** START OF Dataset extract **

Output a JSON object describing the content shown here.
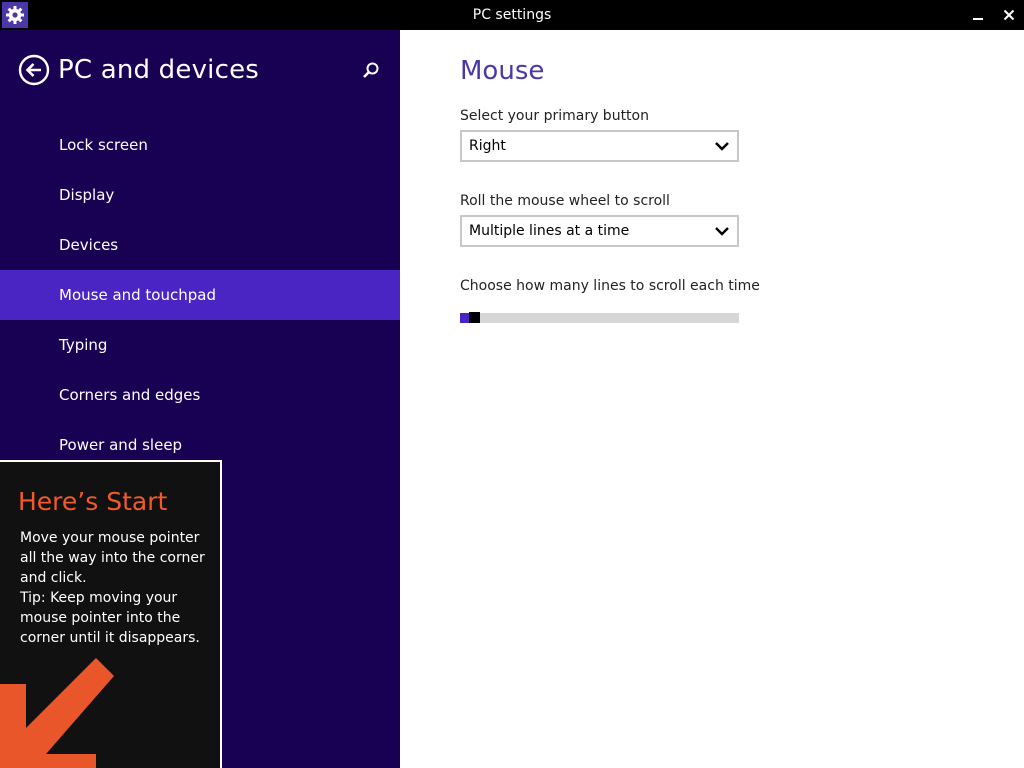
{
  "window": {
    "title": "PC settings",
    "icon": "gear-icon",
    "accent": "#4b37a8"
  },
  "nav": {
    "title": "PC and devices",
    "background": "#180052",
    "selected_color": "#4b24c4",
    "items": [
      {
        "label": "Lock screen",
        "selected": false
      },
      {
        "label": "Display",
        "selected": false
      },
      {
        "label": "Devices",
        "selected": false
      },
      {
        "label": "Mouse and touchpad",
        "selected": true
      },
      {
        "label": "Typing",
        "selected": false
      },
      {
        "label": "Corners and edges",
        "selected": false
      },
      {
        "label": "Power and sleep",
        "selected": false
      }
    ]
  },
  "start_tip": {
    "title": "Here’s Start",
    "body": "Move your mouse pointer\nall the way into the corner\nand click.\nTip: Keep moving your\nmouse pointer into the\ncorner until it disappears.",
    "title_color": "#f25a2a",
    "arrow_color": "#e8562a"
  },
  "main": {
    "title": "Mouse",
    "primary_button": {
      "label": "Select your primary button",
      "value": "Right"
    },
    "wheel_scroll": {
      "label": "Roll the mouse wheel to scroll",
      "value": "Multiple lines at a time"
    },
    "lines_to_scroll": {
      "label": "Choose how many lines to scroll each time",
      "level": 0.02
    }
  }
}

** END OF Dataset extract **
** START OF Dataset extract **

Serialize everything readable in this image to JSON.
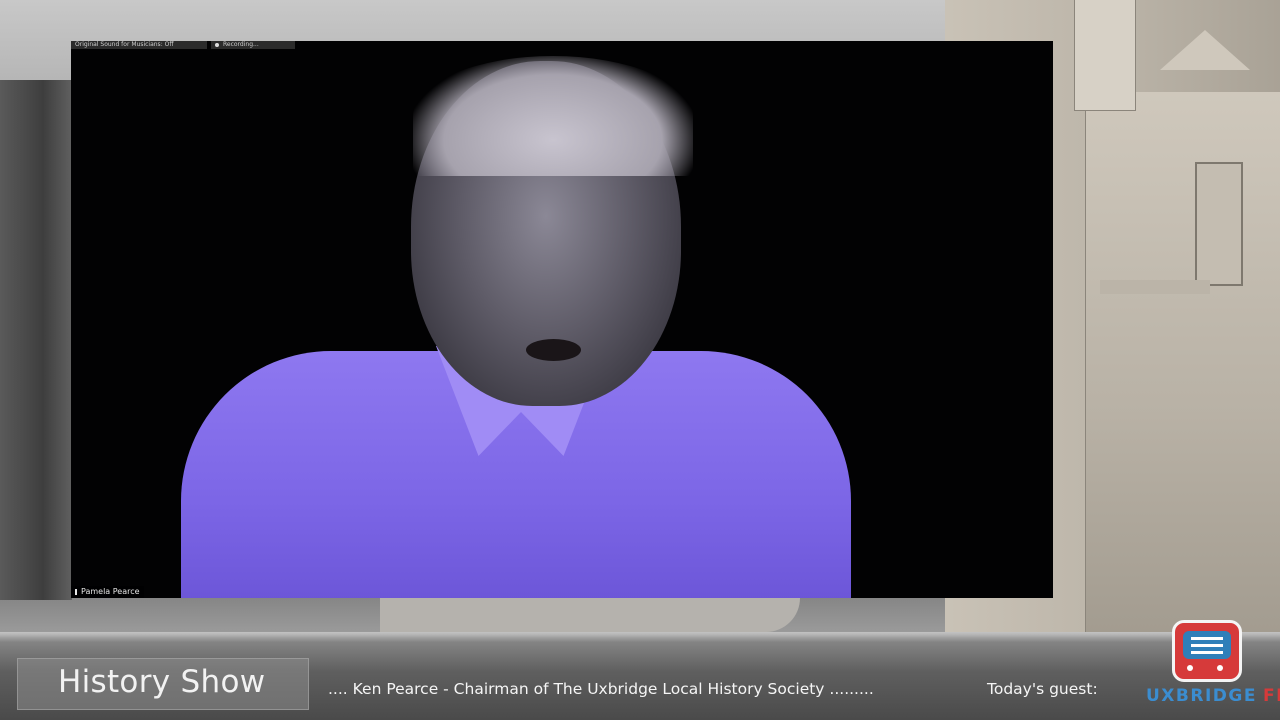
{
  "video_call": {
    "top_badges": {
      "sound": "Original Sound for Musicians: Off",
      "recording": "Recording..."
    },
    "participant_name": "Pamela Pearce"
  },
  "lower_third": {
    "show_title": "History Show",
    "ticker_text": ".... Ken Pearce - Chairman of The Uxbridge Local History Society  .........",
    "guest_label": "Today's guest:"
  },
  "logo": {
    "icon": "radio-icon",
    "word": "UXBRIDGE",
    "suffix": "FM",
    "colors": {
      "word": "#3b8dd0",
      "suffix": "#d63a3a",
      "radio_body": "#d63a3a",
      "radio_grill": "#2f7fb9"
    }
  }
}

** END OF Dataset extract **

Tally up the lines holding the string "JSON" in this listing, and report the total alone.

◆ Expected answer
2